DIRECTIVES —
- A) Do the following statements agree with the earnings call transcript? Answer yes or no for each, and quote the deciding words of the transcript exactly. (i) Net sales for the second quarter of fiscal 2017 fell 10.6%. (ii) The special dividend was paid on November 30, 2016. (iii) Sales volume declined in the consumer distribution channel.
- B) In the earnings call transcript, how large was the special cash dividend per share that the Board of Directors declared at the annual stockholders meeting?
- C) Print the part of the earnings call transcript that starts at "Good day, ladies" and ends at "You may begin.".
─── TEXT SECTION ───
Good day, ladies and gentleman. And welcome to the John B. Sanfilippo & Son Incorporated Second Quarter Fiscal 2017 Operating Results Conference Call. At this time, all participants are in a listen-only mode. Later we will conduct a question-and-answer session, and instructions will follow at that time. [Operator Instructions] I would now like to introduce your host for today’s conference Mr. Franc Pellegrino, Senior Vice President of Finance. You may begin.

Franc Pellegrino

Analyst

Thank you, Vicky. Good morning, everyone. And welcome to our 2017 second quarter earnings conference call. Thank you for joining us today. I am here today in place of Mike Valentine, our CFO, was unable to make this call this morning. On the call with me today is Jeffrey Sanfilippo, our Chief Executive Officer; and Jasper Sanfilippo Jr., our President and Chief Operating Officer. We may make some forward-looking statements today. These statements are based on our current expectations and they involve certain risks and uncertainties. The factors that could negatively impact results are explained in the various SEC filings that we have made including forms 10-K and 10-Q. We encourage you to refer to these filings to learn more about the risks and uncertainties that are inherent in our business. Starting with the income statement, net sales for second quarter of fiscal 2017 decreased 10.6% to $249.9 million in comparison to net sales for second quarter of fiscal 2016 of $279 million. The decrease in net sales was primary attributable to significantly lower selling prices for almonds and walnuts. Sales volume declined by 3.8% due to decrease in sales volume in the commercial ingredients distribution channel. The sales volume decline in the commercial ingredients channel resulted from the loss of a common butter customer and lower sales of farmer stock peanuts to other peanut shellers and bought inshell walnuts to international customers due to the fact that we were not carrying excess inventories of farmer stock peanuts and inshell walnuts as it was case last year. Sales volume increased in the packaging and distribution channel from increase sales of peanuts and trail mixes to existing customer. Sales volume increased in the consumer distribution channel primarily from increased sales of our Fisher Recipe Nuts and Orchard Valley Harvest branded products,…

Jeffrey Sanfilippo

Analyst

Thank you, Franc. Good morning, everyone. Coming up the strong momentum from our first quarter of fiscal ‘17 net income and diluted earnings per share reached record levels for any second fiscal quarter for the company. This is the fifth consecutive year the company has reported record second quarter operating results for net income and diluted earnings per share. In addition to this as Franc just mentioned, we're pleased to announce our dividend policy. We believe to acknowledge the time to begin the practice of paying an annual dividend to our stockholders. This dividend policy advances our goals of creating long-term stockholder value and expanding our stockholder base and is supported by our strong financial performance. The Board will also continue to consider the declaration of special dividends around the time of each annual meeting of stockholders just as we did this past year. In November Q2 at the annual stockholders meeting the Board of Directors declared a special cash dividend of $2.50 per share on all issued and outstanding shares of Common Stock and Class A Common Stock of the company. A special dividend was paid on December 13, 2016, to stockholders of record at the close of business on November 30, 2016. This would not be possible without the hard work and dedication of our management team and every one of our employees. I thank them for their hard work, leadership and supports. We continue to execute our strategic plans to grow JBSS brands, expand consumer reach and provide best-in-class integrated nut solutions for key partners. We also remained focused on operational efficiencies to reduce costs and add production capabilities throughout our manufacturing and supply chain. I will talk about changes in the core strategy to expand consumer reach and pursue alternative customer channels. We are making progress…

Franc Pellegrino

Analyst

Thanks, Jeff. We will now open the call to questions. Vicky, please queue up the first question.
─── RECORDS PROVIDED ───
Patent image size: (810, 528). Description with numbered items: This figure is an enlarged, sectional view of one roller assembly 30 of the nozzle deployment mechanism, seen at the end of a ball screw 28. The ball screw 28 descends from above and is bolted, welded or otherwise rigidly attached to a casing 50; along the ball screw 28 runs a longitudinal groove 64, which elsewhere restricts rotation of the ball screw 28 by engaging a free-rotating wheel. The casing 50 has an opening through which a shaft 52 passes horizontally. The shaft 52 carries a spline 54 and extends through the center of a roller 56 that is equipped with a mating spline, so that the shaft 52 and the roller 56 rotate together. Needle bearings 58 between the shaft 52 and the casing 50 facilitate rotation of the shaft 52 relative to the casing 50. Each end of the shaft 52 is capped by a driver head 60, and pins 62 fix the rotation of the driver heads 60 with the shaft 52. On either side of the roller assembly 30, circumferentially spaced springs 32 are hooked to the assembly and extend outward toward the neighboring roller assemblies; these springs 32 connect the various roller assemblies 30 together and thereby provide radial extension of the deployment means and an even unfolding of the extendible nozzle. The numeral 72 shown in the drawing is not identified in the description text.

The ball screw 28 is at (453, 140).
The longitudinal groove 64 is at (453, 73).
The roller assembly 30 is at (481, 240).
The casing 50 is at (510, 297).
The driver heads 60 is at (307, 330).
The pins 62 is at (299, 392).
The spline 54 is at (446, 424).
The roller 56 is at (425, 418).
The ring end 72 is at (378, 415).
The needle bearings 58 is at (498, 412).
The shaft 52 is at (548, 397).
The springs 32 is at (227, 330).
───
RESPONSES BY TASK —
- A)
(i) Yes: "net sales for second quarter of fiscal 2017 decreased 10.6% to $249.9 million"
(ii) No: "A special dividend was paid on December 13, 2016"
(iii) No: "Sales volume increased in the consumer distribution channel"

- B) $2.50 per share.

- C)
Good day, ladies and gentleman. And welcome to the John B. Sanfilippo & Son Incorporated Second Quarter Fiscal 2017 Operating Results Conference Call. At this time, all participants are in a listen-only mode. Later we will conduct a question-and-answer session, and instructions will follow at that time. [Operator Instructions] I would now like to introduce your host for today’s conference Mr. Franc Pellegrino, Senior Vice President of Finance. You may begin.